EXERCISE
How many lines in the listing below include the word "účetního"? Answer with the number and nothing else.

Data excerpts
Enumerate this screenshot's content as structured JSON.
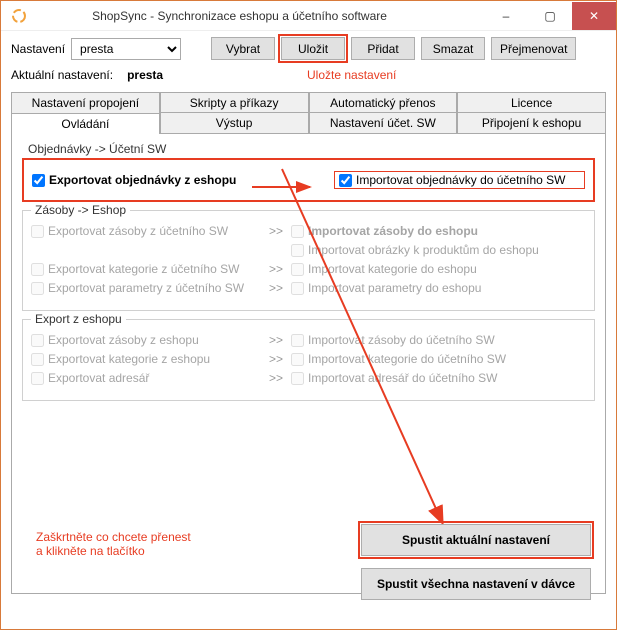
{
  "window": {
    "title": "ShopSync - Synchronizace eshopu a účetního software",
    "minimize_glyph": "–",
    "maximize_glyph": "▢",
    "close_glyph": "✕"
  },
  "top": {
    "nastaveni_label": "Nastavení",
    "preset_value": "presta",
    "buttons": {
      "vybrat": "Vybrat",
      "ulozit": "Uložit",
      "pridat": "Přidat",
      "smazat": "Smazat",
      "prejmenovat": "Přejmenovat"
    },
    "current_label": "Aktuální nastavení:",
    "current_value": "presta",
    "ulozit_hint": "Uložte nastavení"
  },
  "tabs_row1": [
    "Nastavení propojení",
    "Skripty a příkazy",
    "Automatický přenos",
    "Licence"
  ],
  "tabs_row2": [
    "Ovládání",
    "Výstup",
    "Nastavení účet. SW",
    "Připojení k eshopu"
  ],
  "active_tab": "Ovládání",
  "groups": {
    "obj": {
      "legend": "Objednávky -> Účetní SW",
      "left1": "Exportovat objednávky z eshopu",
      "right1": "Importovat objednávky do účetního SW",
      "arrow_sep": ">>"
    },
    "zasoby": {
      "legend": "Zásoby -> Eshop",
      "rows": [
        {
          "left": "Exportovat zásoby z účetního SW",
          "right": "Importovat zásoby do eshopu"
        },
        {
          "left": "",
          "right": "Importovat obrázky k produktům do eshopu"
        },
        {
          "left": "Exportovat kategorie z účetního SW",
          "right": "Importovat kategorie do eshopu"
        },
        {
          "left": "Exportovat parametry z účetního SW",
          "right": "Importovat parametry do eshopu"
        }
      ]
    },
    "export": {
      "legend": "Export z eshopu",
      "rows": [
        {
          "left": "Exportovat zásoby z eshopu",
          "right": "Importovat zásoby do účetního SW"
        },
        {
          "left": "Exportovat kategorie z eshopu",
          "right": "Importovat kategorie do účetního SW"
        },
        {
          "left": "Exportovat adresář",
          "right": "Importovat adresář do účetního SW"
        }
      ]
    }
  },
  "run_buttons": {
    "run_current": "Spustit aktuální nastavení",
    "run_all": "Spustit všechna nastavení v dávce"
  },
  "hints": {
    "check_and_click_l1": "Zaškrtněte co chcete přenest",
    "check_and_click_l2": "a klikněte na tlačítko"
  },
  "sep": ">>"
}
==
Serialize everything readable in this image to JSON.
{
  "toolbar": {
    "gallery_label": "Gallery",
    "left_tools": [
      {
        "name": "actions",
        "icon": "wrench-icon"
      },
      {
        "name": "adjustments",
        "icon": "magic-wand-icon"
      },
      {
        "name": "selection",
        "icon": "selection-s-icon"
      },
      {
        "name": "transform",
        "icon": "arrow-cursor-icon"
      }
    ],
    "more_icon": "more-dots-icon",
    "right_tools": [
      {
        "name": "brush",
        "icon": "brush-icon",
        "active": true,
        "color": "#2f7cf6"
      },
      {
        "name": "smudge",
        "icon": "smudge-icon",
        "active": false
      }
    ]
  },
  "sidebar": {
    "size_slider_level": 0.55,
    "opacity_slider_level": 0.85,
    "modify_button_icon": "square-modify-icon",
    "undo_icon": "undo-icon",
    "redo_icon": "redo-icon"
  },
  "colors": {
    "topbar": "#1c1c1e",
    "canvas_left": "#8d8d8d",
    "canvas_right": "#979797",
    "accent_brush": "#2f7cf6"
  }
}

SOLUTION BELOW
8